* **Problem statement**: Give the records back in full, exactly as they read.

* **Data provided**:
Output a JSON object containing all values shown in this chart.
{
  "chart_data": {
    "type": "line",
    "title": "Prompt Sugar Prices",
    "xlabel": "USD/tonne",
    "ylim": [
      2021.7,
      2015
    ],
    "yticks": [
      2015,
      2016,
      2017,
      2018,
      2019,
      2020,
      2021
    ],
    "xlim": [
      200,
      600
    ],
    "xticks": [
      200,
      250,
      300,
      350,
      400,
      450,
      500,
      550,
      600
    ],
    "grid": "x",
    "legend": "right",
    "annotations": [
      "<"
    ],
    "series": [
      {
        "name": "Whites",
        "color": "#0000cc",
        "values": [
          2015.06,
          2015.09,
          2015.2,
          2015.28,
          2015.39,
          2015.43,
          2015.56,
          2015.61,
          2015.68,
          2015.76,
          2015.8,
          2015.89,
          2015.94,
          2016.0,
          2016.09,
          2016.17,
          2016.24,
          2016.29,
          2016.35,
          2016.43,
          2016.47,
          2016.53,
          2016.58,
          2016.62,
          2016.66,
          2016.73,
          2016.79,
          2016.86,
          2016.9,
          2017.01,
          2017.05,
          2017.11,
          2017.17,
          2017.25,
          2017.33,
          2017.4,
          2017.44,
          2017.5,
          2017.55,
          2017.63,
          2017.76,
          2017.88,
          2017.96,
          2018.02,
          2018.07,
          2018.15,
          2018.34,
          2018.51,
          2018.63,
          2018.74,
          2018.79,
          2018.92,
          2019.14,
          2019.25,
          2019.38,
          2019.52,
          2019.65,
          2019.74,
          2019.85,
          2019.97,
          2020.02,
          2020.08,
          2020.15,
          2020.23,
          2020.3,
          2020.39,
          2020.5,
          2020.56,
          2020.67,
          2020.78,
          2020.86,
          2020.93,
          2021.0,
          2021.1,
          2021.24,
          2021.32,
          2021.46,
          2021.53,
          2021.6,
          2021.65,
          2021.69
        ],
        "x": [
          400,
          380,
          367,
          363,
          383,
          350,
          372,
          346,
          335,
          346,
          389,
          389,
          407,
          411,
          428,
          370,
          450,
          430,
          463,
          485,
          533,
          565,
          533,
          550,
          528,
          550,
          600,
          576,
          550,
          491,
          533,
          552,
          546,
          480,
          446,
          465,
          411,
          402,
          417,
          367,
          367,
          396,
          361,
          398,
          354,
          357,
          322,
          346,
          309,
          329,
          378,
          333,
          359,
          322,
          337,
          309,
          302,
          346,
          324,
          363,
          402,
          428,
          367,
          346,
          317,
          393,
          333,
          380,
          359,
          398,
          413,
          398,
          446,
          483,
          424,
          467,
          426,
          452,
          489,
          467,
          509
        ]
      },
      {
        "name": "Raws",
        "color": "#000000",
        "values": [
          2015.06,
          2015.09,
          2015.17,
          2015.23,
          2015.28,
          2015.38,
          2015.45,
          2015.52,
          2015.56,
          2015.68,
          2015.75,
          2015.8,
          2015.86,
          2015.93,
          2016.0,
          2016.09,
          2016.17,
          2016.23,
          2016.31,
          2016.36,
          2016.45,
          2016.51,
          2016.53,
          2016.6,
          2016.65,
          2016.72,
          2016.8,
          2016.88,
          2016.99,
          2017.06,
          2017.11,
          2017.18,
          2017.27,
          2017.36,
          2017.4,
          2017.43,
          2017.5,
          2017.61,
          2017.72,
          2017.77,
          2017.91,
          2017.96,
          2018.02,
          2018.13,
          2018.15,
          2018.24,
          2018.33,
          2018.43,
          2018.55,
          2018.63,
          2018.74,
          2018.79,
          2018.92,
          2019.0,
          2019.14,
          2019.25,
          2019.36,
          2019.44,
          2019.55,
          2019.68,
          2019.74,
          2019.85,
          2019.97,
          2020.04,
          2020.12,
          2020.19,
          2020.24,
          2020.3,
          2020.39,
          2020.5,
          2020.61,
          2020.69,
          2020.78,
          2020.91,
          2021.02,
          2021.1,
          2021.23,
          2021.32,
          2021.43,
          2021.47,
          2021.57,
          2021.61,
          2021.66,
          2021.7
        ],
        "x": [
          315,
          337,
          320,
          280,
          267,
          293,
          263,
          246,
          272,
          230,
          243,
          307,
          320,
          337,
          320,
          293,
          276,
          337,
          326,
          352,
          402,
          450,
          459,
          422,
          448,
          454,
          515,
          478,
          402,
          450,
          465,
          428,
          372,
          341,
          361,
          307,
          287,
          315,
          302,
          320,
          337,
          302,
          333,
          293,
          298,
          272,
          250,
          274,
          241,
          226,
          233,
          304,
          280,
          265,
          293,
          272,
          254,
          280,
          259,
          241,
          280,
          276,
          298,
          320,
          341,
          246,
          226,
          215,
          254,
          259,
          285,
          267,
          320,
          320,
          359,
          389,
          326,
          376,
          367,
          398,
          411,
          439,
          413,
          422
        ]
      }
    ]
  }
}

* **Full output**:
Output a JSON object containing all values shown in this chart.
{
  "chart_data": {
    "type": "line",
    "title": "Prompt Sugar Prices",
    "xlabel": "USD/tonne",
    "ylim": [
      2021.7,
      2015
    ],
    "yticks": [
      2015,
      2016,
      2017,
      2018,
      2019,
      2020,
      2021
    ],
    "xlim": [
      200,
      600
    ],
    "xticks": [
      200,
      250,
      300,
      350,
      400,
      450,
      500,
      550,
      600
    ],
    "grid": "x",
    "legend": "right",
    "annotations": [
      "<"
    ],
    "series": [
      {
        "name": "Whites",
        "color": "#0000cc",
        "values": [
          2015.06,
          2015.09,
          2015.2,
          2015.28,
          2015.39,
          2015.43,
          2015.56,
          2015.61,
          2015.68,
          2015.76,
          2015.8,
          2015.89,
          2015.94,
          2016.0,
          2016.09,
          2016.17,
          2016.24,
          2016.29,
          2016.35,
          2016.43,
          2016.47,
          2016.53,
          2016.58,
          2016.62,
          2016.66,
          2016.73,
          2016.79,
          2016.86,
          2016.9,
          2017.01,
          2017.05,
          2017.11,
          2017.17,
          2017.25,
          2017.33,
          2017.4,
          2017.44,
          2017.5,
          2017.55,
          2017.63,
          2017.76,
          2017.88,
          2017.96,
          2018.02,
          2018.07,
          2018.15,
          2018.34,
          2018.51,
          2018.63,
          2018.74,
          2018.79,
          2018.92,
          2019.14,
          2019.25,
          2019.38,
          2019.52,
          2019.65,
          2019.74,
          2019.85,
          2019.97,
          2020.02,
          2020.08,
          2020.15,
          2020.23,
          2020.3,
          2020.39,
          2020.5,
          2020.56,
          2020.67,
          2020.78,
          2020.86,
          2020.93,
          2021.0,
          2021.1,
          2021.24,
          2021.32,
          2021.46,
          2021.53,
          2021.6,
          2021.65,
          2021.69
        ],
        "x": [
          400,
          380,
          367,
          363,
          383,
          350,
          372,
          346,
          335,
          346,
          389,
          389,
          407,
          411,
          428,
          370,
          450,
          430,
          463,
          485,
          533,
          565,
          533,
          550,
          528,
          550,
          600,
          576,
          550,
          491,
          533,
          552,
          546,
          480,
          446,
          465,
          411,
          402,
          417,
          367,
          367,
          396,
          361,
          398,
          354,
          357,
          322,
          346,
          309,
          329,
          378,
          333,
          359,
          322,
          337,
          309,
          302,
          346,
          324,
          363,
          402,
          428,
          367,
          346,
          317,
          393,
          333,
          380,
          359,
          398,
          413,
          398,
          446,
          483,
          424,
          467,
          426,
          452,
          489,
          467,
          509
        ]
      },
      {
        "name": "Raws",
        "color": "#000000",
        "values": [
          2015.06,
          2015.09,
          2015.17,
          2015.23,
          2015.28,
          2015.38,
          2015.45,
          2015.52,
          2015.56,
          2015.68,
          2015.75,
          2015.8,
          2015.86,
          2015.93,
          2016.0,
          2016.09,
          2016.17,
          2016.23,
          2016.31,
          2016.36,
          2016.45,
          2016.51,
          2016.53,
          2016.6,
          2016.65,
          2016.72,
          2016.8,
          2016.88,
          2016.99,
          2017.06,
          2017.11,
          2017.18,
          2017.27,
          2017.36,
          2017.4,
          2017.43,
          2017.5,
          2017.61,
          2017.72,
          2017.77,
          2017.91,
          2017.96,
          2018.02,
          2018.13,
          2018.15,
          2018.24,
          2018.33,
          2018.43,
          2018.55,
          2018.63,
          2018.74,
          2018.79,
          2018.92,
          2019.0,
          2019.14,
          2019.25,
          2019.36,
          2019.44,
          2019.55,
          2019.68,
          2019.74,
          2019.85,
          2019.97,
          2020.04,
          2020.12,
          2020.19,
          2020.24,
          2020.3,
          2020.39,
          2020.5,
          2020.61,
          2020.69,
          2020.78,
          2020.91,
          2021.02,
          2021.1,
          2021.23,
          2021.32,
          2021.43,
          2021.47,
          2021.57,
          2021.61,
          2021.66,
          2021.7
        ],
        "x": [
          315,
          337,
          320,
          280,
          267,
          293,
          263,
          246,
          272,
          230,
          243,
          307,
          320,
          337,
          320,
          293,
          276,
          337,
          326,
          352,
          402,
          450,
          459,
          422,
          448,
          454,
          515,
          478,
          402,
          450,
          465,
          428,
          372,
          341,
          361,
          307,
          287,
          315,
          302,
          320,
          337,
          302,
          333,
          293,
          298,
          272,
          250,
          274,
          241,
          226,
          233,
          304,
          280,
          265,
          293,
          272,
          254,
          280,
          259,
          241,
          280,
          276,
          298,
          320,
          341,
          246,
          226,
          215,
          254,
          259,
          285,
          267,
          320,
          320,
          359,
          389,
          326,
          376,
          367,
          398,
          411,
          439,
          413,
          422
        ]
      }
    ]
  }
}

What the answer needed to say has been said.